Tally how many lines of these entries hold the string "this". Return the number alone.

[begin Exercise data]

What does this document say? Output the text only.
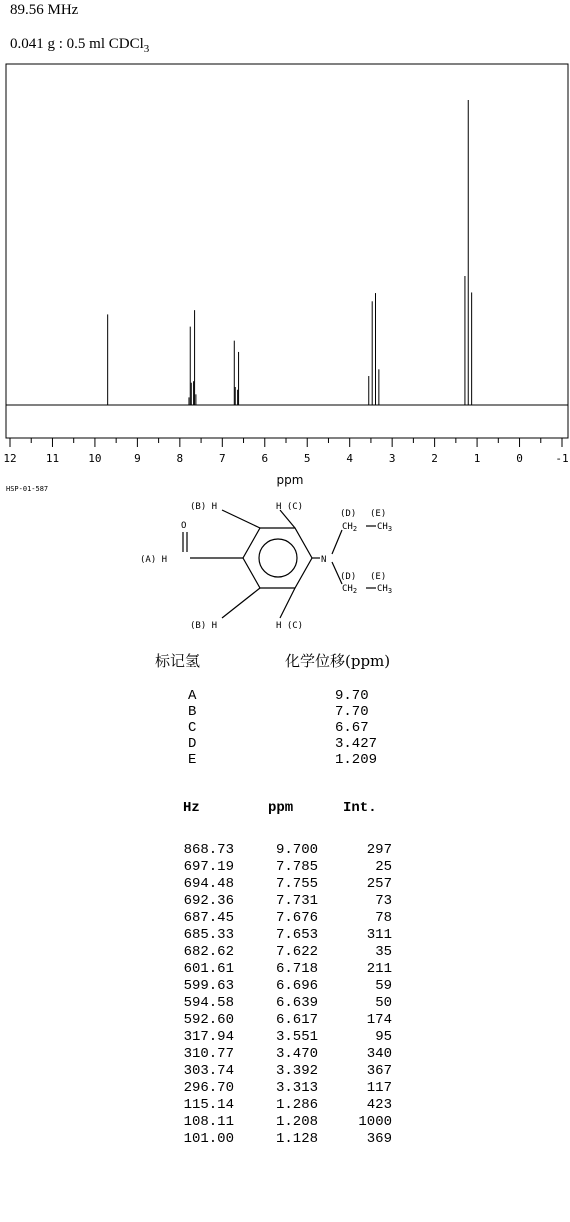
89.56 MHz
0.041 g : 0.5 ml CDCl$_3$
12	11	10	9	8	7	6	5	4	3	2	1	0	-1
ppm
HSP-01-587
(B) H	H (C)
(B) H	H (C)
(A) H
O
N
(D) (E)
(D) (E)
$CH_2$ $CH_3$
$CH_2$ $CH_3$
标记氢	化学位移(ppm)
A	9.70
B	7.70
C	6.67
D	3.427
E	1.209
Hz	ppm	Int.
868.73	9.700	297
697.19	7.785	25
694.48	7.755	257
692.36	7.731	73
687.45	7.676	78
685.33	7.653	311
682.62	7.622	35
601.61	6.718	211
599.63	6.696	59
594.58	6.639	50
592.60	6.617	174
317.94	3.551	95
310.77	3.470	340
303.74	3.392	367
296.70	3.313	117
115.14	1.286	423
108.11	1.208	1000
101.00	1.128	369
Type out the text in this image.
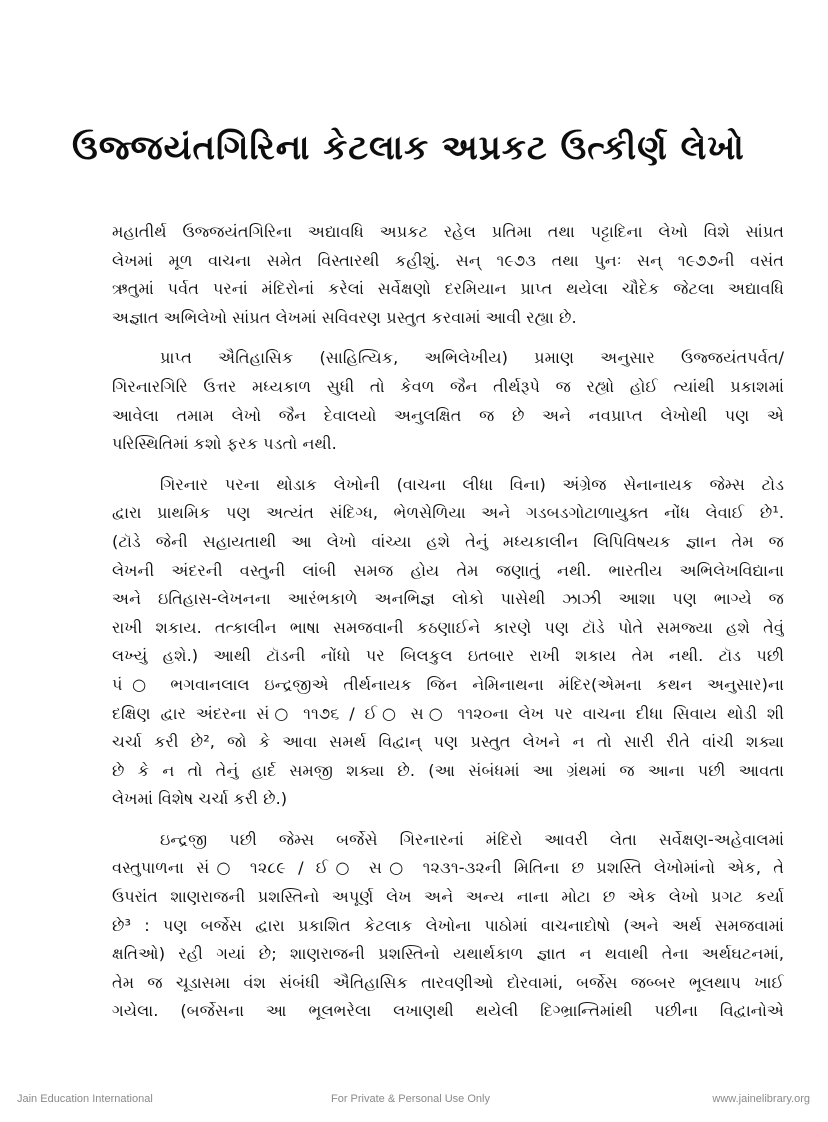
ઉજ્જયંતગિરિના કેટલાક અપ્રકટ ઉત્કીર્ણ લેખો

મહાતીર્થ ઉજ્જયંતગિરિના અદ્યાવધિ અપ્રકટ રહેલ પ્રતિમા તથા પટ્ટાદિના લેખો વિશે સાંપ્રત
લેખમાં મૂળ વાચના સમેત વિસ્તારથી કહીશું. સન્ ૧૯૭૩ તથા પુનઃ સન્ ૧૯૭૭ની વસંત
ઋતુમાં પર્વત પરનાં મંદિરોનાં કરેલાં સર્વેક્ષણો દરમિયાન પ્રાપ્ત થયેલા ચૌદેક જેટલા અદ્યાવધિ
અજ્ઞાત અભિલેખો સાંપ્રત લેખમાં સવિવરણ પ્રસ્તુત કરવામાં આવી રહ્યા છે.

પ્રાપ્ત ઐતિહાસિક (સાહિત્યિક, અભિલેખીય) પ્રમાણ અનુસાર ઉજ્જયંતપર્વત/
ગિરનારગિરિ ઉત્તર મધ્યકાળ સુધી તો કેવળ જૈન તીર્થરૂપે જ રહ્યો હોઈ ત્યાંથી પ્રકાશમાં
આવેલા તમામ લેખો જૈન દેવાલયો અનુલક્ષિત જ છે અને નવપ્રાપ્ત લેખોથી પણ એ
પરિસ્થિતિમાં કશો ફરક પડતો નથી.

ગિરનાર પરના થોડાક લેખોની (વાચના લીધા વિના) અંગ્રેજ સેનાનાયક જેમ્સ ટોડ
દ્વારા પ્રાથમિક પણ અત્યંત સંદિગ્ધ, ભેળસેળિયા અને ગડબડગોટાળાયુક્ત નોંધ લેવાઈ છે¹.
(ટૉડે જેની સહાયતાથી આ લેખો વાંચ્યા હશે તેનું મધ્યકાલીન લિપિવિષયક જ્ઞાન તેમ જ
લેખની અંદરની વસ્તુની લાંબી સમજ હોય તેમ જણાતું નથી. ભારતીય અભિલેખવિદ્યાના
અને ઇતિહાસ-લેખનના આરંભકાળે અનભિજ્ઞ લોકો પાસેથી ઝાઝી આશા પણ ભાગ્યે જ
રાખી શકાય. તત્કાલીન ભાષા સમજવાની કઠણાઈને કારણે પણ ટૉડે પોતે સમજ્યા હશે તેવું
લખ્યું હશે.) આથી ટૉડની નોંધો પર બિલકુલ ઇતબાર રાખી શકાય તેમ નથી. ટૉડ પછી
પં○ ભગવાનલાલ ઇન્દ્રજીએ તીર્થનાયક જિન નેમિનાથના મંદિર(એમના કથન અનુસાર)ના
દક્ષિણ દ્વાર અંદરના સં○ ૧૧૭૬ / ઈ○ સ○ ૧૧૨૦ના લેખ પર વાચના દીધા સિવાય થોડી શી
ચર્ચા કરી છે², જો કે આવા સમર્થ વિદ્વાન્ પણ પ્રસ્તુત લેખને ન તો સારી રીતે વાંચી શક્યા
છે કે ન તો તેનું હાર્દ સમજી શક્યા છે. (આ સંબંધમાં આ ગ્રંથમાં જ આના પછી આવતા
લેખમાં વિશેષ ચર્ચા કરી છે.)

ઇન્દ્રજી પછી જેમ્સ બર્જેસે ગિરનારનાં મંદિરો આવરી લેતા સર્વેક્ષણ-અહેવાલમાં
વસ્તુપાળના સં○ ૧૨૮૯ / ઈ○ સ○ ૧૨૩૧-૩૨ની મિતિના છ પ્રશસ્તિ લેખોમાંનો એક, તે
ઉપરાંત શાણરાજની પ્રશસ્તિનો અપૂર્ણ લેખ અને અન્ય નાના મોટા છ એક લેખો પ્રગટ કર્યા
છે³ : પણ બર્જેસ દ્વારા પ્રકાશિત કેટલાક લેખોના પાઠોમાં વાચનાદોષો (અને અર્થ સમજવામાં
ક્ષતિઓ) રહી ગયાં છે; શાણરાજની પ્રશસ્તિનો યથાર્થકાળ જ્ઞાત ન થવાથી તેના અર્થઘટનમાં,
તેમ જ ચૂડાસમા વંશ સંબંધી ઐતિહાસિક તારવણીઓ દોરવામાં, બર્જેસ જબ્બર ભૂલથાપ ખાઈ
ગયેલા. (બર્જેસના આ ભૂલભરેલા લખાણથી થયેલી દિગ્ભ્રાન્તિમાંથી પછીના વિદ્વાનોએ

Jain Education International	For Private & Personal Use Only	www.jainelibrary.org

[end Exercise data]

[Full answer]
2